## Requirement
Find the word "הננער" in the records below. List each line containing it.

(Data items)
────────────────────────────────────────

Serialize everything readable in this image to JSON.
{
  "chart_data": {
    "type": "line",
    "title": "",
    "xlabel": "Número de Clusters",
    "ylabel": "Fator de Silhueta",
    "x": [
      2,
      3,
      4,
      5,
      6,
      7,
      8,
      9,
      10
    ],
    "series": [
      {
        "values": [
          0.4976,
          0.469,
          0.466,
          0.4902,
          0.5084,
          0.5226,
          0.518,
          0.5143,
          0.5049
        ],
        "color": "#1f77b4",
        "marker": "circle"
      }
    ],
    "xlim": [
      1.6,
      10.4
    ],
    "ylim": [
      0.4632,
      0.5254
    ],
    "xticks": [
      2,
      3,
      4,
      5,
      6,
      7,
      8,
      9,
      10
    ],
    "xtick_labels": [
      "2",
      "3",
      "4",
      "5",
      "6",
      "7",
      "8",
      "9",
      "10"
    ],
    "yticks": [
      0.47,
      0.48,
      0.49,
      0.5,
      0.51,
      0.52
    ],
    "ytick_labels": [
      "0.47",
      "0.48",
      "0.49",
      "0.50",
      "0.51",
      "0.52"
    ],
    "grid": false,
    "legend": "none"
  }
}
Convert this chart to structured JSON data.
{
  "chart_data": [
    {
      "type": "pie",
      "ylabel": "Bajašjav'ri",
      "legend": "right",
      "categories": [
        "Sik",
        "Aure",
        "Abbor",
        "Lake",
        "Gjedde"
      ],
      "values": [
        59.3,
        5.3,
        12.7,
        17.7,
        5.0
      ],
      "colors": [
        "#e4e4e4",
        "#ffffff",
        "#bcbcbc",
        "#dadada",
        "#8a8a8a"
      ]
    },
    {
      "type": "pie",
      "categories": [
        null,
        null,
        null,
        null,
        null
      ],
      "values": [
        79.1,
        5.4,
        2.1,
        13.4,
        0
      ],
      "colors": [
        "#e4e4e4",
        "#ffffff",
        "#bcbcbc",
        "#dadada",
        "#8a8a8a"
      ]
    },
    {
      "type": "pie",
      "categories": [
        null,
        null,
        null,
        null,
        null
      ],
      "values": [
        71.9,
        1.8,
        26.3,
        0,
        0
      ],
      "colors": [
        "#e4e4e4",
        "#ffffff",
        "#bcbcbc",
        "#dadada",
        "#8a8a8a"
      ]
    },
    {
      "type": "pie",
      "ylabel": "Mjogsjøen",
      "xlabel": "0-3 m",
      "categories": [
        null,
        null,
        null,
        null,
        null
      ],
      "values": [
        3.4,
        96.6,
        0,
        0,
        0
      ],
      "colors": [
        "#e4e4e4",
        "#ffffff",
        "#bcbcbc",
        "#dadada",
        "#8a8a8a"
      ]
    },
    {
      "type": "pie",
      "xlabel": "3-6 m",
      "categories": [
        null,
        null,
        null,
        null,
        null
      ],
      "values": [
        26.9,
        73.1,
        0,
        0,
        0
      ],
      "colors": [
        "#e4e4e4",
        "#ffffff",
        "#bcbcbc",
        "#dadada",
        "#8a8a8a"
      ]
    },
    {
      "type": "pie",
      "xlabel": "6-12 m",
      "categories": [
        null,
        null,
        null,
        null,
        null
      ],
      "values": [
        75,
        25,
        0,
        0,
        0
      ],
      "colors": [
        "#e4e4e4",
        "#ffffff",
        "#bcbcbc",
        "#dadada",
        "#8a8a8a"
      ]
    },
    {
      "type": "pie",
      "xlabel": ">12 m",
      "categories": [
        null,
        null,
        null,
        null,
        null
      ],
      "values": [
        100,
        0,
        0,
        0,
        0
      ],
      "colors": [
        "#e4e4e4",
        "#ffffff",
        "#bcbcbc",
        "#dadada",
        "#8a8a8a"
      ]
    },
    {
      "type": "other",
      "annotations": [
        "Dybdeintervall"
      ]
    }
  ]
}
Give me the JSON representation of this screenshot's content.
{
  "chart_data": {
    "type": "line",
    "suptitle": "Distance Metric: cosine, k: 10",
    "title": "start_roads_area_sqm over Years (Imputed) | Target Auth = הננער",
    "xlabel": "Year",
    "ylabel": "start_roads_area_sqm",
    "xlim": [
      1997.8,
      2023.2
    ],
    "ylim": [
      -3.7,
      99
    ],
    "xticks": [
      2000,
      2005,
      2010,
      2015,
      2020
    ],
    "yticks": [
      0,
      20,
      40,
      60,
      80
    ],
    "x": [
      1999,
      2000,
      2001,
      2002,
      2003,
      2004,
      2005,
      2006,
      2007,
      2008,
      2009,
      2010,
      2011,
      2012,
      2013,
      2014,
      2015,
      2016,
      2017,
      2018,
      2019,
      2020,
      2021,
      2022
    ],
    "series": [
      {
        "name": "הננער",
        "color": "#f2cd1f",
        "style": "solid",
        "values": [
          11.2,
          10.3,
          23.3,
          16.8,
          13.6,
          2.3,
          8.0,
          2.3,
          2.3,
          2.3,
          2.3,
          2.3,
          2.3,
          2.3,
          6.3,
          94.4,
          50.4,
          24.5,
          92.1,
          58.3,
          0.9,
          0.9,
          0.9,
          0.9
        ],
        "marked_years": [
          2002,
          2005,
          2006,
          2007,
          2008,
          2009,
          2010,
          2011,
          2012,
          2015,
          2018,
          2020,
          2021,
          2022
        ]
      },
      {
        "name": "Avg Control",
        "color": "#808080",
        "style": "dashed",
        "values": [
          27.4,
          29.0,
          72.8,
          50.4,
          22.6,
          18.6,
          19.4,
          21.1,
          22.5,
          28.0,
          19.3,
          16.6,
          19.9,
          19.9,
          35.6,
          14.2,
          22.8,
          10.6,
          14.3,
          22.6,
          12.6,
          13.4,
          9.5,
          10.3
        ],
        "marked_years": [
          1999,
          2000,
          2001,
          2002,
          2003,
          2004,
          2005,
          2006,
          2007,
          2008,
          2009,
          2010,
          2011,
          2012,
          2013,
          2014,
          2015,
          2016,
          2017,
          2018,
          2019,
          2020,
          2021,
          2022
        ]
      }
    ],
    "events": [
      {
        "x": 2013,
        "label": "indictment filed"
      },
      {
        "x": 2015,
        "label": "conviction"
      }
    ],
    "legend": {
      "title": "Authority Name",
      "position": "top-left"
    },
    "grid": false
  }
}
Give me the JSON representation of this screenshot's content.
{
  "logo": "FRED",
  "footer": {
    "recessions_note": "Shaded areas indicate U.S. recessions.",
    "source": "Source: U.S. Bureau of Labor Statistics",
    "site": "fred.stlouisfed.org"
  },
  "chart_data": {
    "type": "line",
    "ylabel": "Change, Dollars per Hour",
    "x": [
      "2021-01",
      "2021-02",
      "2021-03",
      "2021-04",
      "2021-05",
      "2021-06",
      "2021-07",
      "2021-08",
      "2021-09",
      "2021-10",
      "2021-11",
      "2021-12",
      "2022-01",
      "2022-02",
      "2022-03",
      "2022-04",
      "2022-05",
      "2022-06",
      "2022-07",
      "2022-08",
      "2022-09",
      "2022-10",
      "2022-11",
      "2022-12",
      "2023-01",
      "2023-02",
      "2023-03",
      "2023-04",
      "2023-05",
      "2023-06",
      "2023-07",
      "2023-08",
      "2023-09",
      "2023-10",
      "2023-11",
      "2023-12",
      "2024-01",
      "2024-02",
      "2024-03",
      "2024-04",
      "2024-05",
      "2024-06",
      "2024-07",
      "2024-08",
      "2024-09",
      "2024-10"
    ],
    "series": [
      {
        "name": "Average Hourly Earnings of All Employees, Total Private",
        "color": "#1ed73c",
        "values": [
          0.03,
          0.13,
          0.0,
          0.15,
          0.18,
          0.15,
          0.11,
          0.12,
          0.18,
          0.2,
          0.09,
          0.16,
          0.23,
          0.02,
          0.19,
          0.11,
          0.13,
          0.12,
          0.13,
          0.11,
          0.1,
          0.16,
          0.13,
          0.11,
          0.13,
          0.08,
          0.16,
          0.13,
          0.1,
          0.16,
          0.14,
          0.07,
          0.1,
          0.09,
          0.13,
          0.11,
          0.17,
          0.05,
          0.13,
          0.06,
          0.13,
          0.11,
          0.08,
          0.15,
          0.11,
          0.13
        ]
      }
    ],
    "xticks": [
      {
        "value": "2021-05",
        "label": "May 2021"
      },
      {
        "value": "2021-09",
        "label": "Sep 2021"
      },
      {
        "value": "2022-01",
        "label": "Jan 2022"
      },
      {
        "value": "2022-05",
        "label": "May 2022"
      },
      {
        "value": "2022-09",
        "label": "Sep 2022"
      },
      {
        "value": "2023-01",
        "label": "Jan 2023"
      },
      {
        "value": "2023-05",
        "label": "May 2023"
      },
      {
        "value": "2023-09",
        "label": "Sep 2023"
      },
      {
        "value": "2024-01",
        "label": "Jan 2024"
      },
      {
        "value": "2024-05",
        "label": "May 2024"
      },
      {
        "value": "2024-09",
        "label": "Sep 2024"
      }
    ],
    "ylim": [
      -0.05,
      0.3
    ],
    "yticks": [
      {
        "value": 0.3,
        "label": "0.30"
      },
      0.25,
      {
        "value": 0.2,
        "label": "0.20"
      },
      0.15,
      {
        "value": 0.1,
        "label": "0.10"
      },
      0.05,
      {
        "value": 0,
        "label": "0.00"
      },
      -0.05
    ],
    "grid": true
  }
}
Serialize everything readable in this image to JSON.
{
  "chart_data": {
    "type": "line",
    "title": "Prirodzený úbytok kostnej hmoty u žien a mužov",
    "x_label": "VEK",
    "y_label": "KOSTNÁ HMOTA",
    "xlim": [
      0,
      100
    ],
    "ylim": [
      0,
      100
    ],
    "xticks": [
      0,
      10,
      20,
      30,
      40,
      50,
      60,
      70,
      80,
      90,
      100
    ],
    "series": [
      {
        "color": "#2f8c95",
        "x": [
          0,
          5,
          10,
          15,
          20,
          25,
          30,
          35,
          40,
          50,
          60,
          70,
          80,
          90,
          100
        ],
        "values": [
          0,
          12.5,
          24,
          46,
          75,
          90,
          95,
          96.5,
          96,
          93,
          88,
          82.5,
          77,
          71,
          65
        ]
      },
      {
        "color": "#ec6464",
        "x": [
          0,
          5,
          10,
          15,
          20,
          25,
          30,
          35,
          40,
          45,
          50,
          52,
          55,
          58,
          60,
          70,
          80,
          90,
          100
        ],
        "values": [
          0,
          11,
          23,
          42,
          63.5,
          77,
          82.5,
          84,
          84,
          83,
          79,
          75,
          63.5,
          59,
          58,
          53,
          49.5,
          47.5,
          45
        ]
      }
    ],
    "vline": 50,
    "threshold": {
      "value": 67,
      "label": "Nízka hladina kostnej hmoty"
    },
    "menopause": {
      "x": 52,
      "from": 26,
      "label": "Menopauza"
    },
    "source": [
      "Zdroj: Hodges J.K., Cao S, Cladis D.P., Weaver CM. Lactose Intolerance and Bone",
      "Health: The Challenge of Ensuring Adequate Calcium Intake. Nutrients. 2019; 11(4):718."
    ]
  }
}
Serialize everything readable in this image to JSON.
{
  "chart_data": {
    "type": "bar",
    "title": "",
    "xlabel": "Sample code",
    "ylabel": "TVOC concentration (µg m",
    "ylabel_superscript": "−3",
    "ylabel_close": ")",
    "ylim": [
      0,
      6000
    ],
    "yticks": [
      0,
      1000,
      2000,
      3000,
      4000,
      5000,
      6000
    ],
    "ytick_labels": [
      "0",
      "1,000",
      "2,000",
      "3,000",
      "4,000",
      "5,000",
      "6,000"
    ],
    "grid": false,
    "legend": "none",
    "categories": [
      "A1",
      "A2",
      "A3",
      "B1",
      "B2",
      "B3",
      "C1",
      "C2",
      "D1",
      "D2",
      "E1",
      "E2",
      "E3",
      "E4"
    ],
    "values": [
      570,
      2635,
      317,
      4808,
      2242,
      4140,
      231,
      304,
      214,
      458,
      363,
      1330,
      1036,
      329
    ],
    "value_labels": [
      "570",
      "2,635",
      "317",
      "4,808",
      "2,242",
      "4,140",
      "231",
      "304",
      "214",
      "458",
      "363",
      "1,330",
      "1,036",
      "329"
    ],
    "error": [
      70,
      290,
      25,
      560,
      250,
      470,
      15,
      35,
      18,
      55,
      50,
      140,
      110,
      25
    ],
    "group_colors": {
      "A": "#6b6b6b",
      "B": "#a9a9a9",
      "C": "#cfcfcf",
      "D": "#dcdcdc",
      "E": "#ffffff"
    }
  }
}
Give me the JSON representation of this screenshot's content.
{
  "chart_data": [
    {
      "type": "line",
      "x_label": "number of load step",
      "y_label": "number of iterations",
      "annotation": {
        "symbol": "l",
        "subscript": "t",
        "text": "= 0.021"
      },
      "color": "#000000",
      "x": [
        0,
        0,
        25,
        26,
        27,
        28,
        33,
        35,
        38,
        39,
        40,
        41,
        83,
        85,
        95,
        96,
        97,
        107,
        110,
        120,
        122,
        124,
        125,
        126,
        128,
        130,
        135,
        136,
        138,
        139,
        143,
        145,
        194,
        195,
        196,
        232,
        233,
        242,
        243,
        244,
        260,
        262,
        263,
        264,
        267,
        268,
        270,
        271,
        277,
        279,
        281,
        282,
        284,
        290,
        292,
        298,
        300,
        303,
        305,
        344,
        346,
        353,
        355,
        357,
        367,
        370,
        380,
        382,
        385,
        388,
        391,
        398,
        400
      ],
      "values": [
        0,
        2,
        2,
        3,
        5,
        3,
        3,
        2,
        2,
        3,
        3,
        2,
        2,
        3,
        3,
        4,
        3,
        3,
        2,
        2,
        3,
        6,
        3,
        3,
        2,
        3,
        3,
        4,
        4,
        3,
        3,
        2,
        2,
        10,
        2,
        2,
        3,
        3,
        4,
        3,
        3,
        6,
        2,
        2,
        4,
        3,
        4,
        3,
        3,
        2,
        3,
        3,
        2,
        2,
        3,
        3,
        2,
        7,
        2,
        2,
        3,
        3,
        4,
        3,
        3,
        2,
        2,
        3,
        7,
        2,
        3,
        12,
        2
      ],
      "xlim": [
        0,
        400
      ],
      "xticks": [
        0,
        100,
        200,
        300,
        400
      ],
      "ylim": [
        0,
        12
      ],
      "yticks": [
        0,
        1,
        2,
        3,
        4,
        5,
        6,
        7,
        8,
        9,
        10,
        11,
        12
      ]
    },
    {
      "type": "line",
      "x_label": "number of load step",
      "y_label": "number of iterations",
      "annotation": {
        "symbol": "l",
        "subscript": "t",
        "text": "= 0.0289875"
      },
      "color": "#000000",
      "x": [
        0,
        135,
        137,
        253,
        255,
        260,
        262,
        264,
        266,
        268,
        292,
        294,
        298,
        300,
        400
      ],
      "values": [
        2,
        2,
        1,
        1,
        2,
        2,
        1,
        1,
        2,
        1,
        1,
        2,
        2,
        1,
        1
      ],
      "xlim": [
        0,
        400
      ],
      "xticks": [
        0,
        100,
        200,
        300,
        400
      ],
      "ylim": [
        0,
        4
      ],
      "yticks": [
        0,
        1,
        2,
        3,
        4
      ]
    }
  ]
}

────────────────────────────────────────

## Response
    "title": "start_roads_area_sqm over Years (Imputed) | Target Auth = הננער",
        "name": "הננער",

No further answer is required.